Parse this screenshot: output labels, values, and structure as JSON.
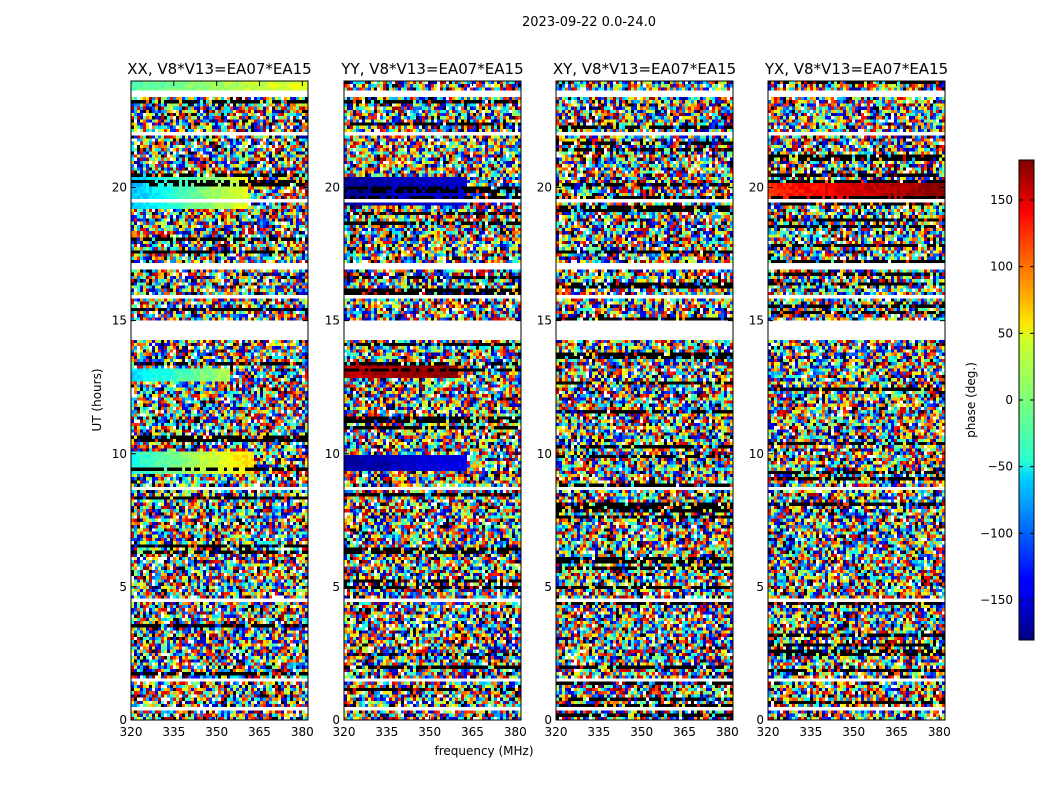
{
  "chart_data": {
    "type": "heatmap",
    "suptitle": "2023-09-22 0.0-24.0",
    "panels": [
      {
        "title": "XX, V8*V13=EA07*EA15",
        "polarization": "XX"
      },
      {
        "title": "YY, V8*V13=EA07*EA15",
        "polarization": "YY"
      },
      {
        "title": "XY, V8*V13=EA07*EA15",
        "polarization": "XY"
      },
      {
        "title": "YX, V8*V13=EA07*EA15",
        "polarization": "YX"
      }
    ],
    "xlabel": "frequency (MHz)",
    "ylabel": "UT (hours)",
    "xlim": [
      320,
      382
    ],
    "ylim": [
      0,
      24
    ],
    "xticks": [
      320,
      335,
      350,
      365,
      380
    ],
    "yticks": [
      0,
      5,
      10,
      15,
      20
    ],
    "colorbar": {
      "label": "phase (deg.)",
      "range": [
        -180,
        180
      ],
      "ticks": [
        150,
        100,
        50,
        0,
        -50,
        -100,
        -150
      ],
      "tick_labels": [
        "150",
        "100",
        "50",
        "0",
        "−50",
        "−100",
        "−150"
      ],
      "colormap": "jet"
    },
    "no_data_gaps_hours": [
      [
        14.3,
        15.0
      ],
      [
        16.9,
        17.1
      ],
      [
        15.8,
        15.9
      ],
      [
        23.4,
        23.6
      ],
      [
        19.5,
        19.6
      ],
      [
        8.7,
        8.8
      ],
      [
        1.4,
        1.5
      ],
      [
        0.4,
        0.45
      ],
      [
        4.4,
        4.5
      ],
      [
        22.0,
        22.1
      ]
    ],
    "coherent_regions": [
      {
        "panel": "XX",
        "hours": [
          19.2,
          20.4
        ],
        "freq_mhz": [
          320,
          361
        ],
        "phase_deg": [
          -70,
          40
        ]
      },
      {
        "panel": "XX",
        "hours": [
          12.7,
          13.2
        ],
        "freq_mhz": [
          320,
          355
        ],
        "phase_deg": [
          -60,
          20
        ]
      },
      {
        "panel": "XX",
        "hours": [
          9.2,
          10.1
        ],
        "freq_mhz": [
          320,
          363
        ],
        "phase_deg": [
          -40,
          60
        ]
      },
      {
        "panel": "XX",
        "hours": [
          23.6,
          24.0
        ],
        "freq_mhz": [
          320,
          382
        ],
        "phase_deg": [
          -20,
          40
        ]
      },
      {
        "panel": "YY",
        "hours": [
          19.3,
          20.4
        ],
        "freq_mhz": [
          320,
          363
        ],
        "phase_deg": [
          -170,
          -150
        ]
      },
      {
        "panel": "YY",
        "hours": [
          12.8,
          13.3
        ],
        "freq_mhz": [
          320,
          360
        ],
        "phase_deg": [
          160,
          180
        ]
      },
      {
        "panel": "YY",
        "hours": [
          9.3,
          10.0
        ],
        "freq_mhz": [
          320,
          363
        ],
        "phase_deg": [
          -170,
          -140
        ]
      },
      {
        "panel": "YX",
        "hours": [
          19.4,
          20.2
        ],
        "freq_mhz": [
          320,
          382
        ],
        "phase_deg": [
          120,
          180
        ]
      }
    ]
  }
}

---

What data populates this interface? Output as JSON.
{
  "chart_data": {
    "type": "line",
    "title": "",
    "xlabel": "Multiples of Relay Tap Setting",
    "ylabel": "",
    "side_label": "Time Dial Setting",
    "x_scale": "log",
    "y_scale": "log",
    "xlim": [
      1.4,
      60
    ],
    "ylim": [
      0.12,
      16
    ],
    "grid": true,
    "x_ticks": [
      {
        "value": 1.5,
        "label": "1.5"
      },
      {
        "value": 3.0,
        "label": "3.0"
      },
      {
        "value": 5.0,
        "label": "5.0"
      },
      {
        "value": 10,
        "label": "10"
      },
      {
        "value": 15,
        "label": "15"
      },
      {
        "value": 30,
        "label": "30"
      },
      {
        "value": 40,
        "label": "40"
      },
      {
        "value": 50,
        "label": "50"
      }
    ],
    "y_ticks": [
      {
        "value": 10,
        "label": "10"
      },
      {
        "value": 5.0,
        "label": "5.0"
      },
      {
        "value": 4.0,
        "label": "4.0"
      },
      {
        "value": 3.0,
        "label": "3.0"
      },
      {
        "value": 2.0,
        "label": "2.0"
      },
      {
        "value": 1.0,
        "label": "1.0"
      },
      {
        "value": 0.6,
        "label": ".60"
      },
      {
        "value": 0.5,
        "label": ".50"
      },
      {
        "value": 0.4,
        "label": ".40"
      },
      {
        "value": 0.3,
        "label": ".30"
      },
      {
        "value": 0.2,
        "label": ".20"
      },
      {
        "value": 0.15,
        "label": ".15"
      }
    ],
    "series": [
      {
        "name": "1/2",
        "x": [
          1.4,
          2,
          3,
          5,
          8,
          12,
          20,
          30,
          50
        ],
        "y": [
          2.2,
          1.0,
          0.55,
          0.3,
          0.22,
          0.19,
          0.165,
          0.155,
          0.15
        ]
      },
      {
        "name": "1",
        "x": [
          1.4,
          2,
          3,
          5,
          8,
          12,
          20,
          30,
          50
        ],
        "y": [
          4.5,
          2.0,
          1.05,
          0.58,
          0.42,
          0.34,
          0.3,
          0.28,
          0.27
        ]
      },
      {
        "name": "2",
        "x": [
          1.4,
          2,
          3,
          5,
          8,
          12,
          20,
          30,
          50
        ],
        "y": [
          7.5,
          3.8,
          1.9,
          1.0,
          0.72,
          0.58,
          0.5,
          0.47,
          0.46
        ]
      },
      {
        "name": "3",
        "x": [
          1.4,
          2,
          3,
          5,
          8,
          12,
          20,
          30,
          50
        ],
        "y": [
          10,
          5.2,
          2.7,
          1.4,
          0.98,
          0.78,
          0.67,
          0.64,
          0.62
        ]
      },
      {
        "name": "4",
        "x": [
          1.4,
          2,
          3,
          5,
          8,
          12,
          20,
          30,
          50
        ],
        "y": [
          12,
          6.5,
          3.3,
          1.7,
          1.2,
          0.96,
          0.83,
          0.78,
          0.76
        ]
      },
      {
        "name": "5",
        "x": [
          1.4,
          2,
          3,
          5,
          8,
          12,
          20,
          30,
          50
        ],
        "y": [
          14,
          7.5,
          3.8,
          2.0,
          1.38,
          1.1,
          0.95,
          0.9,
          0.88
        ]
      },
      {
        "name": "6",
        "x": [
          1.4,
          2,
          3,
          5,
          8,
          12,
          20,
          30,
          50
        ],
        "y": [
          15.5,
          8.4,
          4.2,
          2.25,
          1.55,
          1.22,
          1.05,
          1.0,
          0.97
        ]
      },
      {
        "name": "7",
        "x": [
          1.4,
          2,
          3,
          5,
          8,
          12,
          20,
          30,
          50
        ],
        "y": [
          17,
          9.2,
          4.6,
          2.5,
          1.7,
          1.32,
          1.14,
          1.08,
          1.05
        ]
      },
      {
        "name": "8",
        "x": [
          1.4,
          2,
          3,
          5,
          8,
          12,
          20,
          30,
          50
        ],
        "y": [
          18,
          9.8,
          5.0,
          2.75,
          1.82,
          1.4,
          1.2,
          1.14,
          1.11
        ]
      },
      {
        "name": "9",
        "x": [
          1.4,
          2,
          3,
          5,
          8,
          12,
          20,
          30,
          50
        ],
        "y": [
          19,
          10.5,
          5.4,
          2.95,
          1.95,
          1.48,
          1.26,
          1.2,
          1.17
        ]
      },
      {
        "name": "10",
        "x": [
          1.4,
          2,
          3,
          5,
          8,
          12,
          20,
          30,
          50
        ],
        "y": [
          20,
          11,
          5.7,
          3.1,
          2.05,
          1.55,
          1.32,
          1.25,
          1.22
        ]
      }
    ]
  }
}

■ WHAT YOU HAVE TO DO ■
Select and copy every line of the listing with the word "name".

■ THE OUTPUT ■
        "name": "1/2",
        "name": "1",
        "name": "2",
        "name": "3",
        "name": "4",
        "name": "5",
        "name": "6",
        "name": "7",
        "name": "8",
        "name": "9",
        "name": "10",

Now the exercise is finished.